Task input:
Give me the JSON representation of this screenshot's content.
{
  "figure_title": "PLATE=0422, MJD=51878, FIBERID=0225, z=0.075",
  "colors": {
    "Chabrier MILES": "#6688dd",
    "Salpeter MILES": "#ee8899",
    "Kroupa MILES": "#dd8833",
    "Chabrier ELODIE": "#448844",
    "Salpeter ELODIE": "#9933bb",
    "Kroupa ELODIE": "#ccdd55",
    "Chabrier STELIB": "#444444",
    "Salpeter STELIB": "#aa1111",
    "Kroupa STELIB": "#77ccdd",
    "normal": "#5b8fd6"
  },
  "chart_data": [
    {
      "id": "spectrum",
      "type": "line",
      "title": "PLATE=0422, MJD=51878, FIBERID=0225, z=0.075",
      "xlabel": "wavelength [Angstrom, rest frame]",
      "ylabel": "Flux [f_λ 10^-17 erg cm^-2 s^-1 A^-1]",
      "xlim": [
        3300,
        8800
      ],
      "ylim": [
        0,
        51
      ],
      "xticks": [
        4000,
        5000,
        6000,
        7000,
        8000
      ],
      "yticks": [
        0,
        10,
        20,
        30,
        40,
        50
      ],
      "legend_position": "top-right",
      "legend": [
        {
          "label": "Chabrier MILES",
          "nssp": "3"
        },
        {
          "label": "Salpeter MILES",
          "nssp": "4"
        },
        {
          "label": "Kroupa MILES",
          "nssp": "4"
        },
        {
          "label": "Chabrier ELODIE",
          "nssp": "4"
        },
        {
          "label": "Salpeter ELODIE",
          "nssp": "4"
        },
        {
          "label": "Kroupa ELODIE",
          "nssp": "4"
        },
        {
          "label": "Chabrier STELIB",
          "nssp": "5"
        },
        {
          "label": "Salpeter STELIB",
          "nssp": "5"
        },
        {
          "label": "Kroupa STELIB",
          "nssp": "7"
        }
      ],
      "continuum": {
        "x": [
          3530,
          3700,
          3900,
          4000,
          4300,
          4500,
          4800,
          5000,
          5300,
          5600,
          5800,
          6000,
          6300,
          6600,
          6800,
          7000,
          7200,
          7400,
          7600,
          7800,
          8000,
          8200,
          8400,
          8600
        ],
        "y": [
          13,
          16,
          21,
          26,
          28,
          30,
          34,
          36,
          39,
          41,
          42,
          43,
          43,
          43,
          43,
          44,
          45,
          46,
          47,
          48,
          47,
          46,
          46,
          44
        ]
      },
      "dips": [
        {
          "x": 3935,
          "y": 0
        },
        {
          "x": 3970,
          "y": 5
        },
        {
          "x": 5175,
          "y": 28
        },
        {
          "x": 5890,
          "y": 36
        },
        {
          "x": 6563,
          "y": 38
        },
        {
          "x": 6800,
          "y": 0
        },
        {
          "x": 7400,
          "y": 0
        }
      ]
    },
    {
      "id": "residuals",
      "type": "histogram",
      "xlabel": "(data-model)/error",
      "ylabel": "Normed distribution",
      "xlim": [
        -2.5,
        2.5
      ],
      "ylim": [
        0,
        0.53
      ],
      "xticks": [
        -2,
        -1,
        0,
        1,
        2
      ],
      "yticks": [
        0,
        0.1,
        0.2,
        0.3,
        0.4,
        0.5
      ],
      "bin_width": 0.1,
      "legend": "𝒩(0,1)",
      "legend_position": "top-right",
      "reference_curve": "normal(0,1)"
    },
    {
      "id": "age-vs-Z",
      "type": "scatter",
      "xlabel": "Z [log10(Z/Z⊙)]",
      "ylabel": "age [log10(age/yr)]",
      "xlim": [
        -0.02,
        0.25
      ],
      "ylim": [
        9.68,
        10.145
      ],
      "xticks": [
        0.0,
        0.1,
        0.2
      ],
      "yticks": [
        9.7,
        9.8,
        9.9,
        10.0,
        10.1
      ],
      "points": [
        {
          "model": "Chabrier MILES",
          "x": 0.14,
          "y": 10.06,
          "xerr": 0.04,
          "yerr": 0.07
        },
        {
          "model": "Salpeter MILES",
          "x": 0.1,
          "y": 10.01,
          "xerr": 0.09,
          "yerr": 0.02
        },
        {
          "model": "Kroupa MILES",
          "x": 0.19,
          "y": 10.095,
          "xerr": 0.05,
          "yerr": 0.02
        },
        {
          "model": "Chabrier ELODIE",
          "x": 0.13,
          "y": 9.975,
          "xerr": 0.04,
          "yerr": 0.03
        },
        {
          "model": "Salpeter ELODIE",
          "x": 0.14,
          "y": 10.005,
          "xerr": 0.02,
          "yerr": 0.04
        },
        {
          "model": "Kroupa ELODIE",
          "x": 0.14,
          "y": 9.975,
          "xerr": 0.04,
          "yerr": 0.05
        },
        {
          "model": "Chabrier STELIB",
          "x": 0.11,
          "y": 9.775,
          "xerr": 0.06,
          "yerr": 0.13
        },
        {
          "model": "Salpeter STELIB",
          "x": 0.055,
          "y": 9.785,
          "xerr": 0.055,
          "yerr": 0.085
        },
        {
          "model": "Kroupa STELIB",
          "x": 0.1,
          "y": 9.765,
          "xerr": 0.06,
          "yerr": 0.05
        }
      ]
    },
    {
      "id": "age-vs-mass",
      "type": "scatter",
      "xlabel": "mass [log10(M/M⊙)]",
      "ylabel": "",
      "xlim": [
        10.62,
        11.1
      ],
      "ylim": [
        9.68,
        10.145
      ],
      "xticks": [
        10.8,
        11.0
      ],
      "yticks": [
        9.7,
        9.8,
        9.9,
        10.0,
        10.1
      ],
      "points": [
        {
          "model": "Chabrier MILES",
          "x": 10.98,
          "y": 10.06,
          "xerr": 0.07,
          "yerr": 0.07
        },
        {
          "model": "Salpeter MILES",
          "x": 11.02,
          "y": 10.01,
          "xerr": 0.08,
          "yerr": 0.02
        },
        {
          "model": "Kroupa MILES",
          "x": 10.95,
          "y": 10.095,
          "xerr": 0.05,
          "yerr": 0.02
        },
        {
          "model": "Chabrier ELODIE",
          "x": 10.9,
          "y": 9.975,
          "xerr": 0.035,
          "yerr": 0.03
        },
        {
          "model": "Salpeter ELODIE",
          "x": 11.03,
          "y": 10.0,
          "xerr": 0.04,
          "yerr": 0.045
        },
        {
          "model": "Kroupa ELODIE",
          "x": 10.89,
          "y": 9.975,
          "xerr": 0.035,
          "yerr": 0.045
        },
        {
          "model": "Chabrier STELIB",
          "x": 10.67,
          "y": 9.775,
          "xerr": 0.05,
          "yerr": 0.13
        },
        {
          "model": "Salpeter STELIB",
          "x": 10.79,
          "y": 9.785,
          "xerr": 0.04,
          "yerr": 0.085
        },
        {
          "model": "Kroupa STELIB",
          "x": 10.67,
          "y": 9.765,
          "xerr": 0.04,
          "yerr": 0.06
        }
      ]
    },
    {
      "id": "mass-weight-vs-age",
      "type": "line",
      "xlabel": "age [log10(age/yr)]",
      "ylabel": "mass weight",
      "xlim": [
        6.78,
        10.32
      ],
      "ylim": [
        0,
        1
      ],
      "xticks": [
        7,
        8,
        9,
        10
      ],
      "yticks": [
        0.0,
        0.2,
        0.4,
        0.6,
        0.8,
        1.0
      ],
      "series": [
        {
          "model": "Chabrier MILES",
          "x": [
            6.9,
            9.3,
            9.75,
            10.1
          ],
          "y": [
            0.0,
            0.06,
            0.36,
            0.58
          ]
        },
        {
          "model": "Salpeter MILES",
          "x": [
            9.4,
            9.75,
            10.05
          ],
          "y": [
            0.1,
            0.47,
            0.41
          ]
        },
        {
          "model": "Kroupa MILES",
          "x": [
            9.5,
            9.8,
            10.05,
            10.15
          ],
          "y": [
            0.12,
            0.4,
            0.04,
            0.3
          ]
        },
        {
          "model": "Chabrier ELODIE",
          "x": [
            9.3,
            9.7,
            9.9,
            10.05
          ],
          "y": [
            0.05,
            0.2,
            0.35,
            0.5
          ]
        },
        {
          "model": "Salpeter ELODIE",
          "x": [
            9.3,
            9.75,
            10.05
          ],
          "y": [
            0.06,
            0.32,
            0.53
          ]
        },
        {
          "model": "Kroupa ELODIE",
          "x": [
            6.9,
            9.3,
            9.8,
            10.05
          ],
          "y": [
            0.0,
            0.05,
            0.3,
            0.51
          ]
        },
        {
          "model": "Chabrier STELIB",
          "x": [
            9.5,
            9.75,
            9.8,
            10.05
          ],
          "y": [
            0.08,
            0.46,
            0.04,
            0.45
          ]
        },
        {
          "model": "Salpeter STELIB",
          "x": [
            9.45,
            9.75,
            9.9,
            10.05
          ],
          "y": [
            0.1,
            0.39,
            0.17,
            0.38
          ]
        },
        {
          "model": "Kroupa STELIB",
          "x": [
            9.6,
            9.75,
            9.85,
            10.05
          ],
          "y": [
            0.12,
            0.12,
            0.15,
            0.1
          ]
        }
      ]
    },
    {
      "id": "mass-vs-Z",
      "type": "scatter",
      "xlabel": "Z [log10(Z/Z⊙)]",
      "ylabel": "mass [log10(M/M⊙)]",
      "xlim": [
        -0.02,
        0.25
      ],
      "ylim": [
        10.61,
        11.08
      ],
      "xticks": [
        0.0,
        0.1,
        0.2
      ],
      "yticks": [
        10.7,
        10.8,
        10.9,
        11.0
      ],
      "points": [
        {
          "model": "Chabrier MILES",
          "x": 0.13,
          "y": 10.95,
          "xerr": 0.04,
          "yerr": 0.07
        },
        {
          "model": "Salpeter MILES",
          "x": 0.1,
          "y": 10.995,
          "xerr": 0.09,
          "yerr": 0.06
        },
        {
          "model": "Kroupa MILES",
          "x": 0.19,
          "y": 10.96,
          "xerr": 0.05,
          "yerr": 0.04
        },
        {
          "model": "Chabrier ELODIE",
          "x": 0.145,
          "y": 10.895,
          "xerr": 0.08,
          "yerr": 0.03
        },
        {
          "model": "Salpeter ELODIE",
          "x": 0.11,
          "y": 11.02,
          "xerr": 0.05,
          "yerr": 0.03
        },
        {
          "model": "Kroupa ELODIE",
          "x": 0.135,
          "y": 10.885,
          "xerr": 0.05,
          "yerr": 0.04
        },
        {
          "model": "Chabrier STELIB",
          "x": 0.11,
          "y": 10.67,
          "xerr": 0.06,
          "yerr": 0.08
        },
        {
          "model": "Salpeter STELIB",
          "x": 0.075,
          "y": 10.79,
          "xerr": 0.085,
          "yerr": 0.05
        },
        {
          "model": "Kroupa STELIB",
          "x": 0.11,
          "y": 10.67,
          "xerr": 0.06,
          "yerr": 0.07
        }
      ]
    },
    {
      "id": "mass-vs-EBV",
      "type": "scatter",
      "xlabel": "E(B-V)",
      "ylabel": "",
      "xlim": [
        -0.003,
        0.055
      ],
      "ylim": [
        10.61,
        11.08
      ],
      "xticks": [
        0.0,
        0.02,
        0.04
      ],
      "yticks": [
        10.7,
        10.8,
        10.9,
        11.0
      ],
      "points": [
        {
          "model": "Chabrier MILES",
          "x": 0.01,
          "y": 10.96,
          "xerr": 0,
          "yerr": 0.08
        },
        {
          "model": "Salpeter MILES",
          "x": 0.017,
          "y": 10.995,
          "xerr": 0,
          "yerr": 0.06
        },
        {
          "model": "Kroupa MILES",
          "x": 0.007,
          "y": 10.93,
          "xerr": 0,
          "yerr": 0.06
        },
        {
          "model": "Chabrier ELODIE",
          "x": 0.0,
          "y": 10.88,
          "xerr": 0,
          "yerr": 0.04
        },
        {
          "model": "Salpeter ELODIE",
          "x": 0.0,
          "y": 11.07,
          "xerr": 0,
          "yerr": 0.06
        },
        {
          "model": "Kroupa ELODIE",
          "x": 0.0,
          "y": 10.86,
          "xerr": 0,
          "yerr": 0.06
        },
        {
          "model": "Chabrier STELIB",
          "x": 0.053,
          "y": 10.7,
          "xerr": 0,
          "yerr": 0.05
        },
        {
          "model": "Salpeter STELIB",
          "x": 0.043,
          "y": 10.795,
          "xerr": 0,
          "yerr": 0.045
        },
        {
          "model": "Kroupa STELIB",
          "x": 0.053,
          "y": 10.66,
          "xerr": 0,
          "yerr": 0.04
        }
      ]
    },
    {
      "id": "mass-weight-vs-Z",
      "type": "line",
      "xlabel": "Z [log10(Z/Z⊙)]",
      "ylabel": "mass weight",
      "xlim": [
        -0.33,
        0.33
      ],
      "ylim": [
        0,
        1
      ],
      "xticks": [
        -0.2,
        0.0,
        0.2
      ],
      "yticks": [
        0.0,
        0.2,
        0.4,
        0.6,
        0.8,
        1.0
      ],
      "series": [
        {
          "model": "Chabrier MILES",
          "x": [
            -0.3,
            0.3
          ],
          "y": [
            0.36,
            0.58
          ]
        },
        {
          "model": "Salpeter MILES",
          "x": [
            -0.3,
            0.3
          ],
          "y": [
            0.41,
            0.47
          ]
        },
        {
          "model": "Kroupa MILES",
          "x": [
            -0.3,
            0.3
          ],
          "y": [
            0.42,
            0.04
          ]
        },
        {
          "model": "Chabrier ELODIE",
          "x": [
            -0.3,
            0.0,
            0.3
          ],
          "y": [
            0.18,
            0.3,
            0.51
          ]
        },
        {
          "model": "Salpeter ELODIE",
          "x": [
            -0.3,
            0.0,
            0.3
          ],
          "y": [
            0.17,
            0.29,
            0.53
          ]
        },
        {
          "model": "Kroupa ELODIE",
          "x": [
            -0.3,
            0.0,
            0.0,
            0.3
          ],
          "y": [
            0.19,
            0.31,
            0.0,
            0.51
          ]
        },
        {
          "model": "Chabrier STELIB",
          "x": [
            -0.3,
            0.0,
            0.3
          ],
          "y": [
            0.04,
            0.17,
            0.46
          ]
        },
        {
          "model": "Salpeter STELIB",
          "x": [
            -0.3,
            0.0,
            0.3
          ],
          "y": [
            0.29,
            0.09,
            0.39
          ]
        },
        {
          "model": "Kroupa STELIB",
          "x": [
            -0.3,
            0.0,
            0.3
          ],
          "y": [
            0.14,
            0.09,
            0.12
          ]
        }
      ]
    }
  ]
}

Written task:
Search the listing above for the string "normal". Copy every line that contains it.

Response to this exercise:
    "normal": "#5b8fd6"
      "reference_curve": "normal(0,1)"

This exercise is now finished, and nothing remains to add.